§ **Exercise prompt**
Locate each line below that includes "slides" and reproduce it.

§ **Provided data**
= = = =
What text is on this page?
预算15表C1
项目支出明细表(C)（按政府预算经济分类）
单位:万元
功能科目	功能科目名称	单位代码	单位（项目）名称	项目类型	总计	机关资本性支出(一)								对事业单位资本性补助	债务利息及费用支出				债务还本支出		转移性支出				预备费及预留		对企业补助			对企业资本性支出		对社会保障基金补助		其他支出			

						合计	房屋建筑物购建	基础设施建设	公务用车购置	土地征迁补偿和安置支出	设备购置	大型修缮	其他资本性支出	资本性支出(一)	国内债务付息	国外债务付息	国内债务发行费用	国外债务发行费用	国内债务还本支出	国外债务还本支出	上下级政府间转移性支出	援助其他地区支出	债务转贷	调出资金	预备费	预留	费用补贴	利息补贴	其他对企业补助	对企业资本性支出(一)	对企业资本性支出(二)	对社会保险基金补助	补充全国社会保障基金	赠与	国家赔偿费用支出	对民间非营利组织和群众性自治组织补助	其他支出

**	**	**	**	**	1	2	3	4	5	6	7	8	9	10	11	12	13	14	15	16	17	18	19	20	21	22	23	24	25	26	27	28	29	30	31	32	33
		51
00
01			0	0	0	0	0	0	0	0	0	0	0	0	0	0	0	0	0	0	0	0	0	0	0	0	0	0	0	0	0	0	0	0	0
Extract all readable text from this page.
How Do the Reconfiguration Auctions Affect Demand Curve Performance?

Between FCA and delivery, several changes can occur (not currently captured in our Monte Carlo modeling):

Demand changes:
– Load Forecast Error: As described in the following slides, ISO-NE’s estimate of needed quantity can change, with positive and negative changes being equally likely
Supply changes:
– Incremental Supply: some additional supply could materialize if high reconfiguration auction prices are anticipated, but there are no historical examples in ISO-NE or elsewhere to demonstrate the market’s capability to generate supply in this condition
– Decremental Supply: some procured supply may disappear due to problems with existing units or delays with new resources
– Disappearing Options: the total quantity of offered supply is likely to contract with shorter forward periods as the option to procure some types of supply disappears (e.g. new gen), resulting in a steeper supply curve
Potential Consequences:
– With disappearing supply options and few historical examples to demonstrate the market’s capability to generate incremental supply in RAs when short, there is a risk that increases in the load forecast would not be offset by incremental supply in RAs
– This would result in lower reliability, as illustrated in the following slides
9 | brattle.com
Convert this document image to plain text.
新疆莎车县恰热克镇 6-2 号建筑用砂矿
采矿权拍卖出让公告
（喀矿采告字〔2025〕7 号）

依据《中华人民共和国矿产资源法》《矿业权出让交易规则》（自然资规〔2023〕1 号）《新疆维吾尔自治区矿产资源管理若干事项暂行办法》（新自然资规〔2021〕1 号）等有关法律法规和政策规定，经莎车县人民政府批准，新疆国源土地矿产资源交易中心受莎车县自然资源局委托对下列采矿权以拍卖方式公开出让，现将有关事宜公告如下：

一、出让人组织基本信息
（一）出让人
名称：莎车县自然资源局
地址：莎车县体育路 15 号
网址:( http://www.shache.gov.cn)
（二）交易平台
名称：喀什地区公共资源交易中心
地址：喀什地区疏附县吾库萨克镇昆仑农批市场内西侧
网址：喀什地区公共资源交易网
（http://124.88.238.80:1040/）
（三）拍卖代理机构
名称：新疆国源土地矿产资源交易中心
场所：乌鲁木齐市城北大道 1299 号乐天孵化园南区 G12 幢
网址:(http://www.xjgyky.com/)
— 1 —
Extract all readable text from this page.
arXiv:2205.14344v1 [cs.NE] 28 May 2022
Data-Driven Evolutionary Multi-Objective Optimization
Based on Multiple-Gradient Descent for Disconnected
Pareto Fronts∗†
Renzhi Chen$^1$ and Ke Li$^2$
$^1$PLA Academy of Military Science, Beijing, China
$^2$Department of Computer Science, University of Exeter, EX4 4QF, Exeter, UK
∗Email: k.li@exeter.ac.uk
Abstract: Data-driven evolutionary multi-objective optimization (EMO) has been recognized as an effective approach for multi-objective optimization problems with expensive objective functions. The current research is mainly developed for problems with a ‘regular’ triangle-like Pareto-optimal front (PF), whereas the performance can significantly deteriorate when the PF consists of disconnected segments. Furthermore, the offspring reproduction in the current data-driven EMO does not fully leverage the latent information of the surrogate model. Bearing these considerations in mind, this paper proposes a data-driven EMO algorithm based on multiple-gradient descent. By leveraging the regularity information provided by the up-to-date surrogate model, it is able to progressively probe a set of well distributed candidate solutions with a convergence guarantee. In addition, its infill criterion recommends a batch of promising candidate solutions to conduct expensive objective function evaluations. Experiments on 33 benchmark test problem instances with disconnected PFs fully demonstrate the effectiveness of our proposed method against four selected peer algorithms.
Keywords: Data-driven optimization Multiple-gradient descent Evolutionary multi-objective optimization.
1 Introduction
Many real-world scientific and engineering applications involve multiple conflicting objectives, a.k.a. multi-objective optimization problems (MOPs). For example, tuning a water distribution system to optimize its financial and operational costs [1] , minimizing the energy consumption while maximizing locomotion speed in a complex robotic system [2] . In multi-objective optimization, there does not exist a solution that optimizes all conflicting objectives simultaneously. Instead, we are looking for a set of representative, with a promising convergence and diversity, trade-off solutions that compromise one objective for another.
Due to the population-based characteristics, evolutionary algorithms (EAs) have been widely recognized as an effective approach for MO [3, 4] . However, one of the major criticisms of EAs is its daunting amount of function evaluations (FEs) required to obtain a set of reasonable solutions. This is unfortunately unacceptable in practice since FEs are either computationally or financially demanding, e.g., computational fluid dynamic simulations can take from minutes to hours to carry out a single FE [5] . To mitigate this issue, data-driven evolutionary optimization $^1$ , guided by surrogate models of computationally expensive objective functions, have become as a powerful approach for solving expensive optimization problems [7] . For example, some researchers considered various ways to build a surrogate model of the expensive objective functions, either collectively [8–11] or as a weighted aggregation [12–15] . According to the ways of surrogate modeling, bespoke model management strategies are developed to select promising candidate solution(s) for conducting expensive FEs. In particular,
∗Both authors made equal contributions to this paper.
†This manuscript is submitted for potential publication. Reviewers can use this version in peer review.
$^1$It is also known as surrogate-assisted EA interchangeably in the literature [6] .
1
= = = =
§ **Result of the task**
– Load Forecast Error: As described in the following slides, ISO-NE’s estimate of needed quantity can change, with positive and negative changes being equally likely
– This would result in lower reliability, as illustrated in the following slides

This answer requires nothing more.